— Exercise goal —
Transcribe each record below word for word.
* Start Supplied data *
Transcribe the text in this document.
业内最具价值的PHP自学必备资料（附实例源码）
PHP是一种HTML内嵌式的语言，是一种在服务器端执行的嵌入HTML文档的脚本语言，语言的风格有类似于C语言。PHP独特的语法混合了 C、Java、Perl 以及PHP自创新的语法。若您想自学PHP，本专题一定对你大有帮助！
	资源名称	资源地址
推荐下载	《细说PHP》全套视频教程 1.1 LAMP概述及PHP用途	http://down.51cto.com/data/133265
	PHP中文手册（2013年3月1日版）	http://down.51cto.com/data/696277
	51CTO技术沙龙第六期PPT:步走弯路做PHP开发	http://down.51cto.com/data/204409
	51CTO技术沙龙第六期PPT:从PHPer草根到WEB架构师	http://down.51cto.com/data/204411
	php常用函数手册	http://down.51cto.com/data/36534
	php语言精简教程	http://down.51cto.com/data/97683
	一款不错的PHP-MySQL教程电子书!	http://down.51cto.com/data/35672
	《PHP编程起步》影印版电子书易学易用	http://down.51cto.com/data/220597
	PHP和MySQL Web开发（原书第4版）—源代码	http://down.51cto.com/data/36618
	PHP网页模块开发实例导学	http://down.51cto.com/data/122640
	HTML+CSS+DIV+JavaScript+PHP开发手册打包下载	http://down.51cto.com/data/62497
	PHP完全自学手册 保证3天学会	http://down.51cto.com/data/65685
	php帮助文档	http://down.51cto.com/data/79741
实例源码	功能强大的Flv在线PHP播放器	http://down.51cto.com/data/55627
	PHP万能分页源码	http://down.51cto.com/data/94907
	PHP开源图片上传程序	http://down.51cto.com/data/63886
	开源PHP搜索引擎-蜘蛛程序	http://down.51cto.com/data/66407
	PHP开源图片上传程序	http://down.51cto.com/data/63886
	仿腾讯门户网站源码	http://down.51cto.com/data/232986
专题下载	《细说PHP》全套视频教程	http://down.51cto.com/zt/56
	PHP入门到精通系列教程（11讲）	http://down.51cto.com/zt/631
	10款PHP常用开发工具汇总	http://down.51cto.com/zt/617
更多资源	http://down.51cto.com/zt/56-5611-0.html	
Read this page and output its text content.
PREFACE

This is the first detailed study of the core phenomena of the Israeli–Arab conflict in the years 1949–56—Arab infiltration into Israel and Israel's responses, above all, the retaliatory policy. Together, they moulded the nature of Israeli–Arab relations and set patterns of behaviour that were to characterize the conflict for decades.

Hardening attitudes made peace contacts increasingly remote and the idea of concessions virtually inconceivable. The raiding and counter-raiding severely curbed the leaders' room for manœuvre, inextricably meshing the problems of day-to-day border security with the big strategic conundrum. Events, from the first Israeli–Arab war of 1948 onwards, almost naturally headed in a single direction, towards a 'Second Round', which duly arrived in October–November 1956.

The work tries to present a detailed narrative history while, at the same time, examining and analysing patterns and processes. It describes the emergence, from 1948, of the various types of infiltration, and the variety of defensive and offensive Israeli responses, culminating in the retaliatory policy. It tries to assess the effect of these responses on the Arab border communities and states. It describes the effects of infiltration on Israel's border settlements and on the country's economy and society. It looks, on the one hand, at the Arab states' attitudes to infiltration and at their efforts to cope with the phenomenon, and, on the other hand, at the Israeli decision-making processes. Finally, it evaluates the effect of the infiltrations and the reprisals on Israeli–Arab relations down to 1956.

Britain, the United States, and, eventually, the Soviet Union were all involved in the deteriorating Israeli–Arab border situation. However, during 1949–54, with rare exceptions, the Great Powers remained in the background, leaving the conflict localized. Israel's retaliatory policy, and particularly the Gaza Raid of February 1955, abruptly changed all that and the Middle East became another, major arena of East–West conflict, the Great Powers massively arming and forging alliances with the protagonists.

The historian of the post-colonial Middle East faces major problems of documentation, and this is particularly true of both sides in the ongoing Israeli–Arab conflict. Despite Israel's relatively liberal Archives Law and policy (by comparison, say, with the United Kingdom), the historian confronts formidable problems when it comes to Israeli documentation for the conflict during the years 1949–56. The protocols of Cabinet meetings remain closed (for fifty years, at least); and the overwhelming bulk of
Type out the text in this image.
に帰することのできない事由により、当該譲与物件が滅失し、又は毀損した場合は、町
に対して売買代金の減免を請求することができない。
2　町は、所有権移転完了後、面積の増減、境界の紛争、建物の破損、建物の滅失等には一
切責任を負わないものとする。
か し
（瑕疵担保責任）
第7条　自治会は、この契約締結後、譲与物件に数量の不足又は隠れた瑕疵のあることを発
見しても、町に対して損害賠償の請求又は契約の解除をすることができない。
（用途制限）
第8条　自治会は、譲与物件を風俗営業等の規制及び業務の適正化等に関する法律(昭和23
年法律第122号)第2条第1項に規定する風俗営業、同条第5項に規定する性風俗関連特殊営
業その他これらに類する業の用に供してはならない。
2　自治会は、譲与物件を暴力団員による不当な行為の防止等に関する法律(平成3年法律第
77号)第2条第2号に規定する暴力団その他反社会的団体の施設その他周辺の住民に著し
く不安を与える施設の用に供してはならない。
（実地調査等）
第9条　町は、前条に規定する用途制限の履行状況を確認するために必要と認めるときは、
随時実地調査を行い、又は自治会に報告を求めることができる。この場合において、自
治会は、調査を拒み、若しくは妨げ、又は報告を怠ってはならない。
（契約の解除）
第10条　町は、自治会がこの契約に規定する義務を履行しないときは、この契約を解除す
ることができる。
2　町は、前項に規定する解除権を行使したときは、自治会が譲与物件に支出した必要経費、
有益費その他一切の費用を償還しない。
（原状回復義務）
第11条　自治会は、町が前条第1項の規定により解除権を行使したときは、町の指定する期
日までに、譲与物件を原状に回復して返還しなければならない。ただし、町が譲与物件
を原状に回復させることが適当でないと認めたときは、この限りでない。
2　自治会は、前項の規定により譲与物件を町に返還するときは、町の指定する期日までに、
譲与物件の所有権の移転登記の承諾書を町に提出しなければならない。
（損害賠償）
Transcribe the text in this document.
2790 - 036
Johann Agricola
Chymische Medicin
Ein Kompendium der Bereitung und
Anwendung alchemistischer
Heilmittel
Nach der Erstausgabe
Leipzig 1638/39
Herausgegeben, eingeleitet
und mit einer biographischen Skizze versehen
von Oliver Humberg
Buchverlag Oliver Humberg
* End Supplied data *
— Result of this exercise —
Transcribe the text in this document.
业内最具价值的PHP自学必备资料（附实例源码）
PHP是一种HTML内嵌式的语言，是一种在服务器端执行的嵌入HTML文档的脚本语言，语言的风格有类似于C语言。PHP独特的语法混合了 C、Java、Perl 以及PHP自创新的语法。若您想自学PHP，本专题一定对你大有帮助！
	资源名称	资源地址
推荐下载	《细说PHP》全套视频教程 1.1 LAMP概述及PHP用途	http://down.51cto.com/data/133265
	PHP中文手册（2013年3月1日版）	http://down.51cto.com/data/696277
	51CTO技术沙龙第六期PPT:步走弯路做PHP开发	http://down.51cto.com/data/204409
	51CTO技术沙龙第六期PPT:从PHPer草根到WEB架构师	http://down.51cto.com/data/204411
	php常用函数手册	http://down.51cto.com/data/36534
	php语言精简教程	http://down.51cto.com/data/97683
	一款不错的PHP-MySQL教程电子书!	http://down.51cto.com/data/35672
	《PHP编程起步》影印版电子书易学易用	http://down.51cto.com/data/220597
	PHP和MySQL Web开发（原书第4版）—源代码	http://down.51cto.com/data/36618
	PHP网页模块开发实例导学	http://down.51cto.com/data/122640
	HTML+CSS+DIV+JavaScript+PHP开发手册打包下载	http://down.51cto.com/data/62497
	PHP完全自学手册 保证3天学会	http://down.51cto.com/data/65685
	php帮助文档	http://down.51cto.com/data/79741
实例源码	功能强大的Flv在线PHP播放器	http://down.51cto.com/data/55627
	PHP万能分页源码	http://down.51cto.com/data/94907
	PHP开源图片上传程序	http://down.51cto.com/data/63886
	开源PHP搜索引擎-蜘蛛程序	http://down.51cto.com/data/66407
	PHP开源图片上传程序	http://down.51cto.com/data/63886
	仿腾讯门户网站源码	http://down.51cto.com/data/232986
专题下载	《细说PHP》全套视频教程	http://down.51cto.com/zt/56
	PHP入门到精通系列教程（11讲）	http://down.51cto.com/zt/631
	10款PHP常用开发工具汇总	http://down.51cto.com/zt/617
更多资源	http://down.51cto.com/zt/56-5611-0.html	
Read this page and output its text content.
PREFACE

This is the first detailed study of the core phenomena of the Israeli–Arab conflict in the years 1949–56—Arab infiltration into Israel and Israel's responses, above all, the retaliatory policy. Together, they moulded the nature of Israeli–Arab relations and set patterns of behaviour that were to characterize the conflict for decades.

Hardening attitudes made peace contacts increasingly remote and the idea of concessions virtually inconceivable. The raiding and counter-raiding severely curbed the leaders' room for manœuvre, inextricably meshing the problems of day-to-day border security with the big strategic conundrum. Events, from the first Israeli–Arab war of 1948 onwards, almost naturally headed in a single direction, towards a 'Second Round', which duly arrived in October–November 1956.

The work tries to present a detailed narrative history while, at the same time, examining and analysing patterns and processes. It describes the emergence, from 1948, of the various types of infiltration, and the variety of defensive and offensive Israeli responses, culminating in the retaliatory policy. It tries to assess the effect of these responses on the Arab border communities and states. It describes the effects of infiltration on Israel's border settlements and on the country's economy and society. It looks, on the one hand, at the Arab states' attitudes to infiltration and at their efforts to cope with the phenomenon, and, on the other hand, at the Israeli decision-making processes. Finally, it evaluates the effect of the infiltrations and the reprisals on Israeli–Arab relations down to 1956.

Britain, the United States, and, eventually, the Soviet Union were all involved in the deteriorating Israeli–Arab border situation. However, during 1949–54, with rare exceptions, the Great Powers remained in the background, leaving the conflict localized. Israel's retaliatory policy, and particularly the Gaza Raid of February 1955, abruptly changed all that and the Middle East became another, major arena of East–West conflict, the Great Powers massively arming and forging alliances with the protagonists.

The historian of the post-colonial Middle East faces major problems of documentation, and this is particularly true of both sides in the ongoing Israeli–Arab conflict. Despite Israel's relatively liberal Archives Law and policy (by comparison, say, with the United Kingdom), the historian confronts formidable problems when it comes to Israeli documentation for the conflict during the years 1949–56. The protocols of Cabinet meetings remain closed (for fifty years, at least); and the overwhelming bulk of
Type out the text in this image.
に帰することのできない事由により、当該譲与物件が滅失し、又は毀損した場合は、町
に対して売買代金の減免を請求することができない。
2　町は、所有権移転完了後、面積の増減、境界の紛争、建物の破損、建物の滅失等には一
切責任を負わないものとする。
か し
（瑕疵担保責任）
第7条　自治会は、この契約締結後、譲与物件に数量の不足又は隠れた瑕疵のあることを発
見しても、町に対して損害賠償の請求又は契約の解除をすることができない。
（用途制限）
第8条　自治会は、譲与物件を風俗営業等の規制及び業務の適正化等に関する法律(昭和23
年法律第122号)第2条第1項に規定する風俗営業、同条第5項に規定する性風俗関連特殊営
業その他これらに類する業の用に供してはならない。
2　自治会は、譲与物件を暴力団員による不当な行為の防止等に関する法律(平成3年法律第
77号)第2条第2号に規定する暴力団その他反社会的団体の施設その他周辺の住民に著し
く不安を与える施設の用に供してはならない。
（実地調査等）
第9条　町は、前条に規定する用途制限の履行状況を確認するために必要と認めるときは、
随時実地調査を行い、又は自治会に報告を求めることができる。この場合において、自
治会は、調査を拒み、若しくは妨げ、又は報告を怠ってはならない。
（契約の解除）
第10条　町は、自治会がこの契約に規定する義務を履行しないときは、この契約を解除す
ることができる。
2　町は、前項に規定する解除権を行使したときは、自治会が譲与物件に支出した必要経費、
有益費その他一切の費用を償還しない。
（原状回復義務）
第11条　自治会は、町が前条第1項の規定により解除権を行使したときは、町の指定する期
日までに、譲与物件を原状に回復して返還しなければならない。ただし、町が譲与物件
を原状に回復させることが適当でないと認めたときは、この限りでない。
2　自治会は、前項の規定により譲与物件を町に返還するときは、町の指定する期日までに、
譲与物件の所有権の移転登記の承諾書を町に提出しなければならない。
（損害賠償）
Transcribe the text in this document.
2790 - 036
Johann Agricola
Chymische Medicin
Ein Kompendium der Bereitung und
Anwendung alchemistischer
Heilmittel
Nach der Erstausgabe
Leipzig 1638/39
Herausgegeben, eingeleitet
und mit einer biographischen Skizze versehen
von Oliver Humberg
Buchverlag Oliver Humberg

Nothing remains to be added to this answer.